>>

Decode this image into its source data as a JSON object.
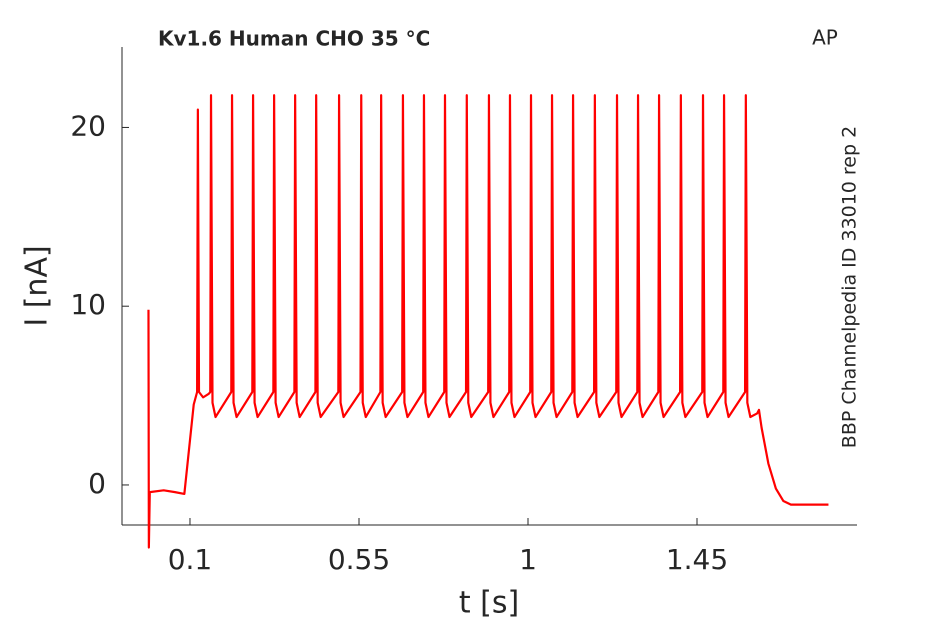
{
  "chart_data": {
    "type": "line",
    "title": "Kv1.6  Human  CHO  35 °C",
    "annotations": [
      "AP",
      "BBP Channelpedia ID 33010 rep 2"
    ],
    "xlabel": "t [s]",
    "ylabel": "I [nA]",
    "xlim": [
      -0.081,
      1.876
    ],
    "ylim": [
      -2.24,
      24.5
    ],
    "xticks": [
      0.1,
      0.55,
      1,
      1.45
    ],
    "yticks": [
      0,
      10,
      20
    ],
    "grid": false,
    "series": [
      {
        "color": "#ff0000",
        "x": [
          -0.0105,
          -0.0095,
          -0.007,
          0.03,
          0.06,
          0.085,
          0.095,
          0.11,
          0.119,
          0.121,
          0.124,
          0.135,
          0.15,
          0.154,
          0.156,
          0.16,
          0.168,
          0.21,
          0.212,
          0.216,
          0.224,
          0.266,
          0.268,
          0.272,
          0.28,
          0.322,
          0.324,
          0.328,
          0.336,
          0.378,
          0.38,
          0.384,
          0.392,
          0.434,
          0.436,
          0.44,
          0.448,
          0.495,
          0.497,
          0.501,
          0.509,
          0.554,
          0.556,
          0.56,
          0.568,
          0.607,
          0.609,
          0.613,
          0.621,
          0.665,
          0.667,
          0.671,
          0.679,
          0.721,
          0.723,
          0.727,
          0.735,
          0.777,
          0.779,
          0.783,
          0.791,
          0.835,
          0.837,
          0.841,
          0.849,
          0.894,
          0.896,
          0.9,
          0.908,
          0.95,
          0.952,
          0.956,
          0.964,
          1.006,
          1.008,
          1.012,
          1.02,
          1.062,
          1.064,
          1.068,
          1.076,
          1.118,
          1.12,
          1.124,
          1.132,
          1.176,
          1.178,
          1.182,
          1.19,
          1.235,
          1.237,
          1.241,
          1.249,
          1.291,
          1.293,
          1.297,
          1.305,
          1.347,
          1.349,
          1.353,
          1.361,
          1.405,
          1.407,
          1.411,
          1.419,
          1.464,
          1.466,
          1.47,
          1.478,
          1.52,
          1.522,
          1.526,
          1.534,
          1.578,
          1.58,
          1.584,
          1.592,
          1.61,
          1.615,
          1.622,
          1.64,
          1.66,
          1.68,
          1.7,
          1.75,
          1.8
        ],
        "values": [
          9.8,
          -3.5,
          -0.4,
          -0.3,
          -0.4,
          -0.5,
          1.5,
          4.5,
          5.2,
          21.0,
          5.2,
          4.9,
          5.1,
          5.2,
          21.8,
          4.6,
          3.8,
          5.2,
          21.8,
          4.6,
          3.8,
          5.2,
          21.8,
          4.6,
          3.8,
          5.2,
          21.8,
          4.6,
          3.8,
          5.2,
          21.8,
          4.6,
          3.8,
          5.2,
          21.8,
          4.6,
          3.8,
          5.2,
          21.8,
          4.6,
          3.8,
          5.2,
          21.8,
          4.6,
          3.8,
          5.2,
          21.8,
          4.6,
          3.8,
          5.2,
          21.8,
          4.6,
          3.8,
          5.2,
          21.8,
          4.6,
          3.8,
          5.2,
          21.8,
          4.6,
          3.8,
          5.2,
          21.8,
          4.6,
          3.8,
          5.2,
          21.8,
          4.6,
          3.8,
          5.2,
          21.8,
          4.6,
          3.8,
          5.2,
          21.8,
          4.6,
          3.8,
          5.2,
          21.8,
          4.6,
          3.8,
          5.2,
          21.8,
          4.6,
          3.8,
          5.2,
          21.8,
          4.6,
          3.8,
          5.2,
          21.8,
          4.6,
          3.8,
          5.2,
          21.8,
          4.6,
          3.8,
          5.2,
          21.8,
          4.6,
          3.8,
          5.2,
          21.8,
          4.6,
          3.8,
          5.2,
          21.8,
          4.6,
          3.8,
          5.2,
          21.8,
          4.6,
          3.8,
          5.2,
          21.8,
          4.6,
          3.8,
          4.0,
          4.2,
          3.2,
          1.2,
          -0.2,
          -0.9,
          -1.1,
          -1.1,
          -1.1
        ]
      }
    ]
  }
}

<<

● TASK INSTRUCTIONS
Write out the material above once more, exactly as it reads, with no pictures.

● RESULT BELOW
Decode this image into its source data as a JSON object.
{
  "chart_data": {
    "type": "line",
    "title": "Kv1.6  Human  CHO  35 °C",
    "annotations": [
      "AP",
      "BBP Channelpedia ID 33010 rep 2"
    ],
    "xlabel": "t [s]",
    "ylabel": "I [nA]",
    "xlim": [
      -0.081,
      1.876
    ],
    "ylim": [
      -2.24,
      24.5
    ],
    "xticks": [
      0.1,
      0.55,
      1,
      1.45
    ],
    "yticks": [
      0,
      10,
      20
    ],
    "grid": false,
    "series": [
      {
        "color": "#ff0000",
        "x": [
          -0.0105,
          -0.0095,
          -0.007,
          0.03,
          0.06,
          0.085,
          0.095,
          0.11,
          0.119,
          0.121,
          0.124,
          0.135,
          0.15,
          0.154,
          0.156,
          0.16,
          0.168,
          0.21,
          0.212,
          0.216,
          0.224,
          0.266,
          0.268,
          0.272,
          0.28,
          0.322,
          0.324,
          0.328,
          0.336,
          0.378,
          0.38,
          0.384,
          0.392,
          0.434,
          0.436,
          0.44,
          0.448,
          0.495,
          0.497,
          0.501,
          0.509,
          0.554,
          0.556,
          0.56,
          0.568,
          0.607,
          0.609,
          0.613,
          0.621,
          0.665,
          0.667,
          0.671,
          0.679,
          0.721,
          0.723,
          0.727,
          0.735,
          0.777,
          0.779,
          0.783,
          0.791,
          0.835,
          0.837,
          0.841,
          0.849,
          0.894,
          0.896,
          0.9,
          0.908,
          0.95,
          0.952,
          0.956,
          0.964,
          1.006,
          1.008,
          1.012,
          1.02,
          1.062,
          1.064,
          1.068,
          1.076,
          1.118,
          1.12,
          1.124,
          1.132,
          1.176,
          1.178,
          1.182,
          1.19,
          1.235,
          1.237,
          1.241,
          1.249,
          1.291,
          1.293,
          1.297,
          1.305,
          1.347,
          1.349,
          1.353,
          1.361,
          1.405,
          1.407,
          1.411,
          1.419,
          1.464,
          1.466,
          1.47,
          1.478,
          1.52,
          1.522,
          1.526,
          1.534,
          1.578,
          1.58,
          1.584,
          1.592,
          1.61,
          1.615,
          1.622,
          1.64,
          1.66,
          1.68,
          1.7,
          1.75,
          1.8
        ],
        "values": [
          9.8,
          -3.5,
          -0.4,
          -0.3,
          -0.4,
          -0.5,
          1.5,
          4.5,
          5.2,
          21.0,
          5.2,
          4.9,
          5.1,
          5.2,
          21.8,
          4.6,
          3.8,
          5.2,
          21.8,
          4.6,
          3.8,
          5.2,
          21.8,
          4.6,
          3.8,
          5.2,
          21.8,
          4.6,
          3.8,
          5.2,
          21.8,
          4.6,
          3.8,
          5.2,
          21.8,
          4.6,
          3.8,
          5.2,
          21.8,
          4.6,
          3.8,
          5.2,
          21.8,
          4.6,
          3.8,
          5.2,
          21.8,
          4.6,
          3.8,
          5.2,
          21.8,
          4.6,
          3.8,
          5.2,
          21.8,
          4.6,
          3.8,
          5.2,
          21.8,
          4.6,
          3.8,
          5.2,
          21.8,
          4.6,
          3.8,
          5.2,
          21.8,
          4.6,
          3.8,
          5.2,
          21.8,
          4.6,
          3.8,
          5.2,
          21.8,
          4.6,
          3.8,
          5.2,
          21.8,
          4.6,
          3.8,
          5.2,
          21.8,
          4.6,
          3.8,
          5.2,
          21.8,
          4.6,
          3.8,
          5.2,
          21.8,
          4.6,
          3.8,
          5.2,
          21.8,
          4.6,
          3.8,
          5.2,
          21.8,
          4.6,
          3.8,
          5.2,
          21.8,
          4.6,
          3.8,
          5.2,
          21.8,
          4.6,
          3.8,
          5.2,
          21.8,
          4.6,
          3.8,
          5.2,
          21.8,
          4.6,
          3.8,
          4.0,
          4.2,
          3.2,
          1.2,
          -0.2,
          -0.9,
          -1.1,
          -1.1,
          -1.1
        ]
      }
    ]
  }
}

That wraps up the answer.